▶ [Short task]:
Look through the data below. Collect every line where the word "subtitle" occurs.

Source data
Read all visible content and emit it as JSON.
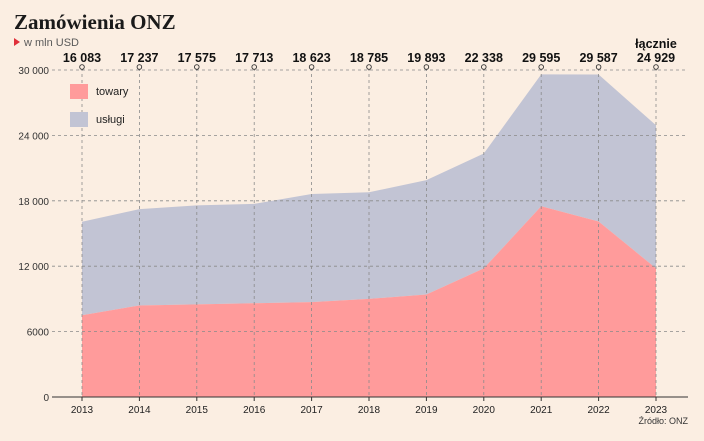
{
  "header": {
    "title": "Zamówienia ONZ",
    "subtitle": "w mln USD"
  },
  "footer": {
    "source": "Źródło: ONZ"
  },
  "colors": {
    "background": "#fbeee2",
    "towary": "#ff9b9b",
    "uslugi": "#c2c4d4",
    "marker": "#e0303a"
  },
  "chart_data": {
    "type": "area",
    "stacked": true,
    "x": [
      "2013",
      "2014",
      "2015",
      "2016",
      "2017",
      "2018",
      "2019",
      "2020",
      "2021",
      "2022",
      "2023"
    ],
    "series": [
      {
        "name": "towary",
        "values": [
          7500,
          8400,
          8500,
          8600,
          8700,
          9000,
          9400,
          11800,
          17500,
          16100,
          11800
        ]
      },
      {
        "name": "usługi",
        "values": [
          8583,
          8837,
          9075,
          9113,
          9923,
          9785,
          10493,
          10538,
          12095,
          13487,
          13129
        ]
      }
    ],
    "totals": [
      "16 083",
      "17 237",
      "17 575",
      "17 713",
      "18 623",
      "18 785",
      "19 893",
      "22 338",
      "29 595",
      "29 587",
      "24 929"
    ],
    "totals_label": "łącznie",
    "yticks": [
      0,
      6000,
      12000,
      18000,
      24000,
      30000
    ],
    "ytick_labels": [
      "0",
      "6000",
      "12 000",
      "18 000",
      "24 000",
      "30 000"
    ],
    "ylim": [
      0,
      30000
    ],
    "legend": [
      "towary",
      "usługi"
    ],
    "legend_position": "top-left",
    "grid": true
  }
}
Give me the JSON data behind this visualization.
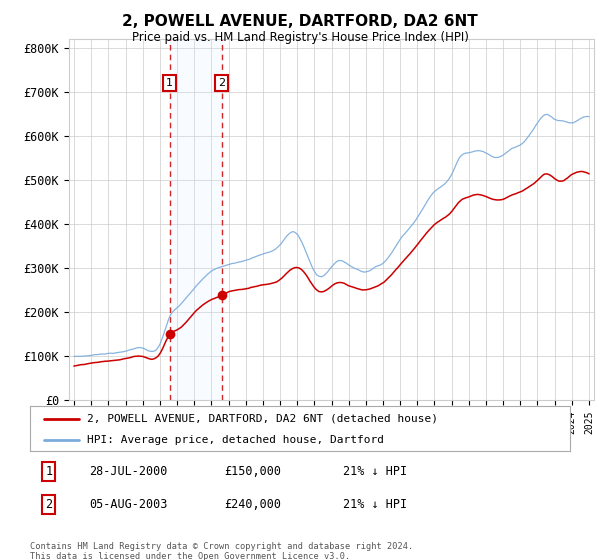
{
  "title": "2, POWELL AVENUE, DARTFORD, DA2 6NT",
  "subtitle": "Price paid vs. HM Land Registry's House Price Index (HPI)",
  "legend_line1": "2, POWELL AVENUE, DARTFORD, DA2 6NT (detached house)",
  "legend_line2": "HPI: Average price, detached house, Dartford",
  "footer": "Contains HM Land Registry data © Crown copyright and database right 2024.\nThis data is licensed under the Open Government Licence v3.0.",
  "transactions": [
    {
      "label": "1",
      "date": "28-JUL-2000",
      "price": 150000,
      "pct": "21%",
      "dir": "↓",
      "year": 2000.57
    },
    {
      "label": "2",
      "date": "05-AUG-2003",
      "price": 240000,
      "pct": "21%",
      "dir": "↓",
      "year": 2003.6
    }
  ],
  "ylim": [
    0,
    820000
  ],
  "yticks": [
    0,
    100000,
    200000,
    300000,
    400000,
    500000,
    600000,
    700000,
    800000
  ],
  "ytick_labels": [
    "£0",
    "£100K",
    "£200K",
    "£300K",
    "£400K",
    "£500K",
    "£600K",
    "£700K",
    "£800K"
  ],
  "hpi_color": "#7aabdc",
  "price_color": "#cc0000",
  "marker_color": "#cc0000",
  "bg_color": "#ffffff",
  "grid_color": "#cccccc",
  "transaction_shade": "#ddeeff",
  "transaction_box_color": "#cc0000",
  "hpi_keypoints": [
    [
      1995.0,
      100000
    ],
    [
      1996.0,
      103000
    ],
    [
      1997.0,
      108000
    ],
    [
      1998.0,
      113000
    ],
    [
      1999.0,
      120000
    ],
    [
      2000.0,
      128000
    ],
    [
      2000.57,
      190000
    ],
    [
      2001.0,
      210000
    ],
    [
      2002.0,
      255000
    ],
    [
      2003.0,
      295000
    ],
    [
      2003.6,
      305000
    ],
    [
      2004.0,
      310000
    ],
    [
      2005.0,
      320000
    ],
    [
      2006.0,
      335000
    ],
    [
      2007.0,
      355000
    ],
    [
      2007.8,
      385000
    ],
    [
      2008.5,
      340000
    ],
    [
      2009.0,
      295000
    ],
    [
      2009.5,
      285000
    ],
    [
      2010.0,
      305000
    ],
    [
      2010.5,
      320000
    ],
    [
      2011.0,
      310000
    ],
    [
      2011.5,
      300000
    ],
    [
      2012.0,
      295000
    ],
    [
      2012.5,
      305000
    ],
    [
      2013.0,
      315000
    ],
    [
      2014.0,
      370000
    ],
    [
      2015.0,
      420000
    ],
    [
      2016.0,
      480000
    ],
    [
      2017.0,
      520000
    ],
    [
      2017.5,
      560000
    ],
    [
      2018.0,
      570000
    ],
    [
      2018.5,
      575000
    ],
    [
      2019.0,
      570000
    ],
    [
      2019.5,
      560000
    ],
    [
      2020.0,
      565000
    ],
    [
      2020.5,
      580000
    ],
    [
      2021.0,
      590000
    ],
    [
      2021.5,
      610000
    ],
    [
      2022.0,
      640000
    ],
    [
      2022.5,
      660000
    ],
    [
      2023.0,
      650000
    ],
    [
      2023.5,
      645000
    ],
    [
      2024.0,
      640000
    ],
    [
      2024.5,
      648000
    ],
    [
      2025.0,
      652000
    ]
  ],
  "price_keypoints": [
    [
      1995.0,
      78000
    ],
    [
      1996.0,
      83000
    ],
    [
      1997.0,
      88000
    ],
    [
      1998.0,
      93000
    ],
    [
      1999.0,
      98000
    ],
    [
      2000.0,
      105000
    ],
    [
      2000.57,
      150000
    ],
    [
      2001.0,
      160000
    ],
    [
      2002.0,
      200000
    ],
    [
      2003.0,
      230000
    ],
    [
      2003.6,
      240000
    ],
    [
      2004.0,
      248000
    ],
    [
      2005.0,
      255000
    ],
    [
      2006.0,
      265000
    ],
    [
      2007.0,
      278000
    ],
    [
      2007.8,
      305000
    ],
    [
      2008.5,
      290000
    ],
    [
      2009.0,
      260000
    ],
    [
      2009.5,
      250000
    ],
    [
      2010.0,
      262000
    ],
    [
      2010.5,
      270000
    ],
    [
      2011.0,
      262000
    ],
    [
      2011.5,
      255000
    ],
    [
      2012.0,
      252000
    ],
    [
      2012.5,
      258000
    ],
    [
      2013.0,
      268000
    ],
    [
      2014.0,
      310000
    ],
    [
      2015.0,
      355000
    ],
    [
      2016.0,
      400000
    ],
    [
      2017.0,
      430000
    ],
    [
      2017.5,
      455000
    ],
    [
      2018.0,
      465000
    ],
    [
      2018.5,
      470000
    ],
    [
      2019.0,
      465000
    ],
    [
      2019.5,
      458000
    ],
    [
      2020.0,
      460000
    ],
    [
      2020.5,
      470000
    ],
    [
      2021.0,
      478000
    ],
    [
      2021.5,
      490000
    ],
    [
      2022.0,
      505000
    ],
    [
      2022.5,
      520000
    ],
    [
      2023.0,
      510000
    ],
    [
      2023.5,
      505000
    ],
    [
      2024.0,
      518000
    ],
    [
      2024.5,
      525000
    ],
    [
      2025.0,
      520000
    ]
  ]
}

▶ [Output for this task]:
    "subtitle": "w mln USD"
  "subtitle": "Price paid vs. HM Land Registry's House Price Index (HPI)",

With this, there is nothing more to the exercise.